> _Material provided_:
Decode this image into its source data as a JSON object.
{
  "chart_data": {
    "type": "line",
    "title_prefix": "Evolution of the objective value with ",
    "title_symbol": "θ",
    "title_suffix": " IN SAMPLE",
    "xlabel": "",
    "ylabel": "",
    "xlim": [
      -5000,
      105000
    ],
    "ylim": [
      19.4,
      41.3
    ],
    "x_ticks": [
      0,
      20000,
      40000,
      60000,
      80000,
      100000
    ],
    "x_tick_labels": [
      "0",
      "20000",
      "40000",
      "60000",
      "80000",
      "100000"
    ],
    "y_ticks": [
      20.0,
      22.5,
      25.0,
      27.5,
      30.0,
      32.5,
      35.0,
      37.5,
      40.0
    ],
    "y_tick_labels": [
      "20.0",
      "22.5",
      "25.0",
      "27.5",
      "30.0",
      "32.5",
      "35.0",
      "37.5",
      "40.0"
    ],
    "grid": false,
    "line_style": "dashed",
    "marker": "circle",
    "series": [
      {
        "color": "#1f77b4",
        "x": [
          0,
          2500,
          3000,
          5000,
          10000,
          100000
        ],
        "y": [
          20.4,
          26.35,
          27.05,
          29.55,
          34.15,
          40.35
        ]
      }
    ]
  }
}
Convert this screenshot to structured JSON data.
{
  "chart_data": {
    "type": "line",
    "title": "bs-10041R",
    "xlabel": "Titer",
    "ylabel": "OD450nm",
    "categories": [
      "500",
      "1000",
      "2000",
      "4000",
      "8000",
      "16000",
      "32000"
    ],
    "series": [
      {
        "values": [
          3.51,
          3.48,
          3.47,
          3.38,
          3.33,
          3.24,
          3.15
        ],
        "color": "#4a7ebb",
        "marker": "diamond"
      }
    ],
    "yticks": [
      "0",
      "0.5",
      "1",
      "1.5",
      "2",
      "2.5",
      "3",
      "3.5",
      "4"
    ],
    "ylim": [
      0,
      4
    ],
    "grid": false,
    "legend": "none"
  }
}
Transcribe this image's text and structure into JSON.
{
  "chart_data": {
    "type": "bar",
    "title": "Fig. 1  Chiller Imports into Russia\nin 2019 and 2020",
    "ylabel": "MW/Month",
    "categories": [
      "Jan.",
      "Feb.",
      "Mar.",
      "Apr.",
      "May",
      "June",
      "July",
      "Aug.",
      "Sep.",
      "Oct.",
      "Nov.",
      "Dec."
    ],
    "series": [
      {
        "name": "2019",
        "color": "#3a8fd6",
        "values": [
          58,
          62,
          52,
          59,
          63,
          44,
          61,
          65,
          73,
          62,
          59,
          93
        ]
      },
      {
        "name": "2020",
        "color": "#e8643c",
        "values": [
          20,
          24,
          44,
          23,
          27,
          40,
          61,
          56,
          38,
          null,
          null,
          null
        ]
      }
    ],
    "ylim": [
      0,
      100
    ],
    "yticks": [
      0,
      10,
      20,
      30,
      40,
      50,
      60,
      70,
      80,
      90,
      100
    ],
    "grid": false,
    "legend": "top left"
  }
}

> _To do_:
Filter the records above and return every line that holds the word "into".

> _Expected answer_:
Decode this image into its source data as a JSON object.
Transcribe this image's text and structure into JSON.
    "title": "Fig. 1  Chiller Imports into Russia\nin 2019 and 2020",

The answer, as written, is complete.